# Text for analysis
◇ ◇ ◇

The first “treatment,” deepening one’s spirituality, feels complicated and not easy to implement. My first thought was that I needed to establish a meditation practice. I’ve tried several times before and it’s never lasted very long because I haven’t felt any benefit.
So I tried again. I took another meditation class, created a space in my living room where I don’t do anything else, bought a zabuton and a zafu, and still find it challenging to create the time to spend sitting there.
I’m starting to think more expansively about what my spiritual life is. My meditation teacher said the purpose of meditation is to truly feel my connection with everyone and everything in the Universe. I’m discovering other strategies that stimulate my experience of that connection.
On Saturday, I went to the Sacramento Music Festival and enjoyed 4 hours of live music (Feeling love/joy/happiness). I was feeling so happy that I wanted to have more. I bought a CD of one of my favorite groups. When I got home and put it on, I found myself dancing in the living room and feeling connected and happy. After 45 minutes (the end of the CD), I sat on my zafu for 15 minutes and enjoyed the feeling.
I’m noticing the overlap between the first (Deepening one’s spirituality) and the fourth (Feeling love/joy/happiness) “treatments.” I think both could be in the category of feeding my soul. Listening to music is a potent strategy for me for feeding my soul. When I remember that, I wonder why I don’t make more conscious use of it.

◇ ◇ ◇

Document understanding data
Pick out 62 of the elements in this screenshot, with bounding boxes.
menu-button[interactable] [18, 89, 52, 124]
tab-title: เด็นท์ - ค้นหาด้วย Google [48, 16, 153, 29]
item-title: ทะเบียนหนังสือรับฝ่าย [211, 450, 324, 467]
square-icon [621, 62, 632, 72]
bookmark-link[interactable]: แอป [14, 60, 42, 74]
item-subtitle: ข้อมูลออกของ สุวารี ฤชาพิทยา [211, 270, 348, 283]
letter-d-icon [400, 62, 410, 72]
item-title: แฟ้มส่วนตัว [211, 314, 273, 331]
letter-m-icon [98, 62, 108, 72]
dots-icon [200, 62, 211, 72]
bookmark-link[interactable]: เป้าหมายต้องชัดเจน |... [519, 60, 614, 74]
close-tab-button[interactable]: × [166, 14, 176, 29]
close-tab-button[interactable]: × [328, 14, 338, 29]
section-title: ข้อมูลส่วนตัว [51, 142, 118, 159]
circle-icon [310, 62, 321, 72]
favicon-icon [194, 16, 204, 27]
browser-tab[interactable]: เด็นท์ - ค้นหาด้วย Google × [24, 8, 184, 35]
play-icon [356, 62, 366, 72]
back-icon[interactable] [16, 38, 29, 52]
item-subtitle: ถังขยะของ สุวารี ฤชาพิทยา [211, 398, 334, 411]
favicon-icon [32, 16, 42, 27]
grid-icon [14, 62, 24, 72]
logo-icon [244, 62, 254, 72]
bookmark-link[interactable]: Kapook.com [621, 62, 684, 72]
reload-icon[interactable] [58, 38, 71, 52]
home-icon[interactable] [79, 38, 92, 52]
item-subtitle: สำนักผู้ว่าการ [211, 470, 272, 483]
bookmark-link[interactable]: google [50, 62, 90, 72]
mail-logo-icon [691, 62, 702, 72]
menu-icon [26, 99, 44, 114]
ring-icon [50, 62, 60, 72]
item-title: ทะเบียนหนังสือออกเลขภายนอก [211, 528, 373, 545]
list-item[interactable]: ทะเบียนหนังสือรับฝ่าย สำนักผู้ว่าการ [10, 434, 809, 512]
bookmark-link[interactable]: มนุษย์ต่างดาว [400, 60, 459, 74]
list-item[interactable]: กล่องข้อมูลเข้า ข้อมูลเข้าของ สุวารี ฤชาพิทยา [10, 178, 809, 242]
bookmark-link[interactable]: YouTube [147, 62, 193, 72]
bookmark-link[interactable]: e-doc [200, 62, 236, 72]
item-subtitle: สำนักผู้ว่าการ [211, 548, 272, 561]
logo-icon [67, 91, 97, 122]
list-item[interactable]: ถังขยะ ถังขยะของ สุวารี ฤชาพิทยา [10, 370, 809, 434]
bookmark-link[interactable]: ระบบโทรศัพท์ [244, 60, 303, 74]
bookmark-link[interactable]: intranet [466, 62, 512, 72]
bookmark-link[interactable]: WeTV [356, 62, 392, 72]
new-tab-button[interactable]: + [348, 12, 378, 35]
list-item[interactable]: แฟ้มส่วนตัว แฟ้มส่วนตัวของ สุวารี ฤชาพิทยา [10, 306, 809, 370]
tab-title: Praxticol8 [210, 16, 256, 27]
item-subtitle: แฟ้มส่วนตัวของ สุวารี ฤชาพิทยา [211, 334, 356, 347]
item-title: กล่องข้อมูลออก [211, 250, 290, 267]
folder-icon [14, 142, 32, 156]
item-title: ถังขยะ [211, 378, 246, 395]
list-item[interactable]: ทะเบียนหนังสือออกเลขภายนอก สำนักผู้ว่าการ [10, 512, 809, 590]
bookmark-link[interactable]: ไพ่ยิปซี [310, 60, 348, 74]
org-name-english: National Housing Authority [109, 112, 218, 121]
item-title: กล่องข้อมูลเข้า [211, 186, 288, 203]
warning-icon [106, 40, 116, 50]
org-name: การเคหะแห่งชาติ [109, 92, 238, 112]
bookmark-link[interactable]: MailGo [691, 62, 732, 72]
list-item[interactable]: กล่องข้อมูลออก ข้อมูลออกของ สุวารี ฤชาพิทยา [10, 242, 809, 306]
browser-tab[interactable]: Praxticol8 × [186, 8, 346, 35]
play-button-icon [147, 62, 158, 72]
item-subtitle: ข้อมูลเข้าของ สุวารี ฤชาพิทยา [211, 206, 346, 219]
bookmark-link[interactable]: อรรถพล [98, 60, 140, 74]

◇ ◇ ◇

Can you echo the passage about spiritual "treatments" word for word, starting at "On Saturday, I" and ending at "enjoyed the feeling."?

On Saturday, I went to the Sacramento Music Festival and enjoyed 4 hours of live music (Feeling love/joy/happiness). I was feeling so happy that I wanted to have more. I bought a CD of one of my favorite groups. When I got home and put it on, I found myself dancing in the living room and feeling connected and happy. After 45 minutes (the end of the CD), I sat on my zafu for 15 minutes and enjoyed the feeling.